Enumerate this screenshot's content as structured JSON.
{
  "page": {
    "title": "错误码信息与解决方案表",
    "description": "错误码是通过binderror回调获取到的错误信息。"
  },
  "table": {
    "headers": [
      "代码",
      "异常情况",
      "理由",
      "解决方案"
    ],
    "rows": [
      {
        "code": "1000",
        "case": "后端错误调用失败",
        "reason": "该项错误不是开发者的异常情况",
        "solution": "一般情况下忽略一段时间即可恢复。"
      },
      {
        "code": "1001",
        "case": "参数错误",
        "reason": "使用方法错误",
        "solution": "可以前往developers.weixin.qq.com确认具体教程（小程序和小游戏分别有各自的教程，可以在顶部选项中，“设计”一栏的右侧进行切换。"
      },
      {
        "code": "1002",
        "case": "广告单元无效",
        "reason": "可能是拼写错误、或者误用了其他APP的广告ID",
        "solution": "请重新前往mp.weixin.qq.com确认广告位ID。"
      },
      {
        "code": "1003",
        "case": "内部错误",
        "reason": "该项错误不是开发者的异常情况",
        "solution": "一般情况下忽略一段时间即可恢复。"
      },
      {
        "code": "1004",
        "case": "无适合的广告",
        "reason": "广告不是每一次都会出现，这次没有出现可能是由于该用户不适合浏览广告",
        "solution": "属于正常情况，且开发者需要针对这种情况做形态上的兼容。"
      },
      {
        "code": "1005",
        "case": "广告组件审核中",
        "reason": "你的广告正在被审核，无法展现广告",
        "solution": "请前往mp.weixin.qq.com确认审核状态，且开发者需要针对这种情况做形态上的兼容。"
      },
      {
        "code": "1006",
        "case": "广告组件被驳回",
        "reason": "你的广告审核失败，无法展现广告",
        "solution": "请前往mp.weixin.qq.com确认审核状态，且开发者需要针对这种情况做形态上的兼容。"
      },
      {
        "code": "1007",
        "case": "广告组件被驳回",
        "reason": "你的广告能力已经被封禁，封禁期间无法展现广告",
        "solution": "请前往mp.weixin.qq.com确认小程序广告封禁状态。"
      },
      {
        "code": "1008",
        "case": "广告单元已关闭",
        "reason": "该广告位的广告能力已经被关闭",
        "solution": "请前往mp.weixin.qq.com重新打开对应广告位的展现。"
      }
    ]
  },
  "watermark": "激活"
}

**SHORT TASK:**
In the listing above, find the lines holding the word "code" and copy them.

**ANSWER TO THIS EXERCISE:**
        "code": "1000",
        "code": "1001",
        "code": "1002",
        "code": "1003",
        "code": "1004",
        "code": "1005",
        "code": "1006",
        "code": "1007",
        "code": "1008",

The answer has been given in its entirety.